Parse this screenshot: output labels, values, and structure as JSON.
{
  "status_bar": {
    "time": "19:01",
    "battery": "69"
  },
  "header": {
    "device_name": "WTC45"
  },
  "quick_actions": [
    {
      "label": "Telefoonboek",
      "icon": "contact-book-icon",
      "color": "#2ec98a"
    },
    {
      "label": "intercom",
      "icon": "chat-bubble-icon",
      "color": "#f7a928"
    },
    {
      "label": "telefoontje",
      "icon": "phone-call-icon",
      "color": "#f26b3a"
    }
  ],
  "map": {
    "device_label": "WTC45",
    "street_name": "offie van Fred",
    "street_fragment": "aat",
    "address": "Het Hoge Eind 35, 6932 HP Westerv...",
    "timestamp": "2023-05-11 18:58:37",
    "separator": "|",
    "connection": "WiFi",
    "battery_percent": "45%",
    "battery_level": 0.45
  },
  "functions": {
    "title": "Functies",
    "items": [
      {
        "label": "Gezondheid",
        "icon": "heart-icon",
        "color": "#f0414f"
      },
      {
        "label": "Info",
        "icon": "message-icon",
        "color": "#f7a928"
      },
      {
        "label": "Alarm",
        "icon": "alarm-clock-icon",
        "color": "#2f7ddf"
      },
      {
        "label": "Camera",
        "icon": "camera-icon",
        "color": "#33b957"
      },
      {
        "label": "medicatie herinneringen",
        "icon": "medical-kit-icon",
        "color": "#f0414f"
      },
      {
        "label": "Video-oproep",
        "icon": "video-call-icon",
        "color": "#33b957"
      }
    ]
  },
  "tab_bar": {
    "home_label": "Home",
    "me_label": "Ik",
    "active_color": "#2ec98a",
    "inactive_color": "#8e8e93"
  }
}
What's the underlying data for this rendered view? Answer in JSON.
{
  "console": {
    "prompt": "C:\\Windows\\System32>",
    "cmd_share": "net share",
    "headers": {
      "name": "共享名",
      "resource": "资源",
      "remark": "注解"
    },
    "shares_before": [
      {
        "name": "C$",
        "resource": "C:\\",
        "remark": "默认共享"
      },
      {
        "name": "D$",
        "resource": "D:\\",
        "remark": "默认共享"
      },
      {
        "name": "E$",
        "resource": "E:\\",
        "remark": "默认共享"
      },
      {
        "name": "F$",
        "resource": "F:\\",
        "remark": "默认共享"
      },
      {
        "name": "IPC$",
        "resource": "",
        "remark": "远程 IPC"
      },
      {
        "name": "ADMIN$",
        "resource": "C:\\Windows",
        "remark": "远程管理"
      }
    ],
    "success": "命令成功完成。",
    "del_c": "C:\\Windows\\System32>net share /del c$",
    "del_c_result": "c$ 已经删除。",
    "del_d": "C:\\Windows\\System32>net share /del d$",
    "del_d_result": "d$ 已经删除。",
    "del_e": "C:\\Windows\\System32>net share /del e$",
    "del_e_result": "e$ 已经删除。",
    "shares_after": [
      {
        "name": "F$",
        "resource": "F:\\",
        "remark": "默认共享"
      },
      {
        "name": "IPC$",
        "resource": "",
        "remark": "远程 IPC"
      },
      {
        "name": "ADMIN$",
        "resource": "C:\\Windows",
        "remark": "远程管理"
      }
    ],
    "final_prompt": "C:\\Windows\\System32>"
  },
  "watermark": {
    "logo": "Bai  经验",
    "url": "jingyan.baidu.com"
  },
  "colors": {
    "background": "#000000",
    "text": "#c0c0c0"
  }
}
* * * *
--- REQUIRED TASK ---
All of the entries above should be written out again exactly.

--- SOLUTION FOR THIS EXERCISE ---
Parse this screenshot: output labels, values, and structure as JSON.
{
  "status_bar": {
    "time": "19:01",
    "battery": "69"
  },
  "header": {
    "device_name": "WTC45"
  },
  "quick_actions": [
    {
      "label": "Telefoonboek",
      "icon": "contact-book-icon",
      "color": "#2ec98a"
    },
    {
      "label": "intercom",
      "icon": "chat-bubble-icon",
      "color": "#f7a928"
    },
    {
      "label": "telefoontje",
      "icon": "phone-call-icon",
      "color": "#f26b3a"
    }
  ],
  "map": {
    "device_label": "WTC45",
    "street_name": "offie van Fred",
    "street_fragment": "aat",
    "address": "Het Hoge Eind 35, 6932 HP Westerv...",
    "timestamp": "2023-05-11 18:58:37",
    "separator": "|",
    "connection": "WiFi",
    "battery_percent": "45%",
    "battery_level": 0.45
  },
  "functions": {
    "title": "Functies",
    "items": [
      {
        "label": "Gezondheid",
        "icon": "heart-icon",
        "color": "#f0414f"
      },
      {
        "label": "Info",
        "icon": "message-icon",
        "color": "#f7a928"
      },
      {
        "label": "Alarm",
        "icon": "alarm-clock-icon",
        "color": "#2f7ddf"
      },
      {
        "label": "Camera",
        "icon": "camera-icon",
        "color": "#33b957"
      },
      {
        "label": "medicatie herinneringen",
        "icon": "medical-kit-icon",
        "color": "#f0414f"
      },
      {
        "label": "Video-oproep",
        "icon": "video-call-icon",
        "color": "#33b957"
      }
    ]
  },
  "tab_bar": {
    "home_label": "Home",
    "me_label": "Ik",
    "active_color": "#2ec98a",
    "inactive_color": "#8e8e93"
  }
}
What's the underlying data for this rendered view? Answer in JSON.
{
  "console": {
    "prompt": "C:\\Windows\\System32>",
    "cmd_share": "net share",
    "headers": {
      "name": "共享名",
      "resource": "资源",
      "remark": "注解"
    },
    "shares_before": [
      {
        "name": "C$",
        "resource": "C:\\",
        "remark": "默认共享"
      },
      {
        "name": "D$",
        "resource": "D:\\",
        "remark": "默认共享"
      },
      {
        "name": "E$",
        "resource": "E:\\",
        "remark": "默认共享"
      },
      {
        "name": "F$",
        "resource": "F:\\",
        "remark": "默认共享"
      },
      {
        "name": "IPC$",
        "resource": "",
        "remark": "远程 IPC"
      },
      {
        "name": "ADMIN$",
        "resource": "C:\\Windows",
        "remark": "远程管理"
      }
    ],
    "success": "命令成功完成。",
    "del_c": "C:\\Windows\\System32>net share /del c$",
    "del_c_result": "c$ 已经删除。",
    "del_d": "C:\\Windows\\System32>net share /del d$",
    "del_d_result": "d$ 已经删除。",
    "del_e": "C:\\Windows\\System32>net share /del e$",
    "del_e_result": "e$ 已经删除。",
    "shares_after": [
      {
        "name": "F$",
        "resource": "F:\\",
        "remark": "默认共享"
      },
      {
        "name": "IPC$",
        "resource": "",
        "remark": "远程 IPC"
      },
      {
        "name": "ADMIN$",
        "resource": "C:\\Windows",
        "remark": "远程管理"
      }
    ],
    "final_prompt": "C:\\Windows\\System32>"
  },
  "watermark": {
    "logo": "Bai  经验",
    "url": "jingyan.baidu.com"
  },
  "colors": {
    "background": "#000000",
    "text": "#c0c0c0"
  }
}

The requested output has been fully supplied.